Keep the wording of each record exactly the same when you repeat it, and leave out pictures.

====== Records

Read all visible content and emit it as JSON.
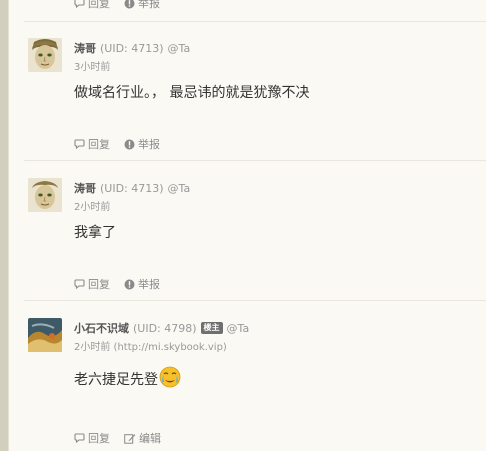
{
  "top_actions": {
    "reply": "回复",
    "report": "举报"
  },
  "posts": [
    {
      "author": "涛哥",
      "uid": "(UID: 4713)",
      "badge": "",
      "ta": "@Ta",
      "time": "3小时前",
      "content": "做域名行业。， 最忌讳的就是犹豫不决",
      "actions": {
        "reply": "回复",
        "second": "举报"
      }
    },
    {
      "author": "涛哥",
      "uid": "(UID: 4713)",
      "badge": "",
      "ta": "@Ta",
      "time": "2小时前",
      "content": "我拿了",
      "actions": {
        "reply": "回复",
        "second": "举报"
      }
    },
    {
      "author": "小石不识域",
      "uid": "(UID: 4798)",
      "badge": "楼主",
      "ta": "@Ta",
      "time": "2小时前 (http://mi.skybook.vip)",
      "content": "老六捷足先登",
      "actions": {
        "reply": "回复",
        "second": "编辑"
      }
    }
  ],
  "icons": {
    "reply": "comment-icon",
    "report": "exclamation-circle-icon",
    "edit": "edit-icon",
    "emoji": "crying-face-emoji"
  }
}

============

# [Response to this exercise]
Read all visible content and emit it as JSON.
{
  "top_actions": {
    "reply": "回复",
    "report": "举报"
  },
  "posts": [
    {
      "author": "涛哥",
      "uid": "(UID: 4713)",
      "badge": "",
      "ta": "@Ta",
      "time": "3小时前",
      "content": "做域名行业。， 最忌讳的就是犹豫不决",
      "actions": {
        "reply": "回复",
        "second": "举报"
      }
    },
    {
      "author": "涛哥",
      "uid": "(UID: 4713)",
      "badge": "",
      "ta": "@Ta",
      "time": "2小时前",
      "content": "我拿了",
      "actions": {
        "reply": "回复",
        "second": "举报"
      }
    },
    {
      "author": "小石不识域",
      "uid": "(UID: 4798)",
      "badge": "楼主",
      "ta": "@Ta",
      "time": "2小时前 (http://mi.skybook.vip)",
      "content": "老六捷足先登",
      "actions": {
        "reply": "回复",
        "second": "编辑"
      }
    }
  ],
  "icons": {
    "reply": "comment-icon",
    "report": "exclamation-circle-icon",
    "edit": "edit-icon",
    "emoji": "crying-face-emoji"
  }
}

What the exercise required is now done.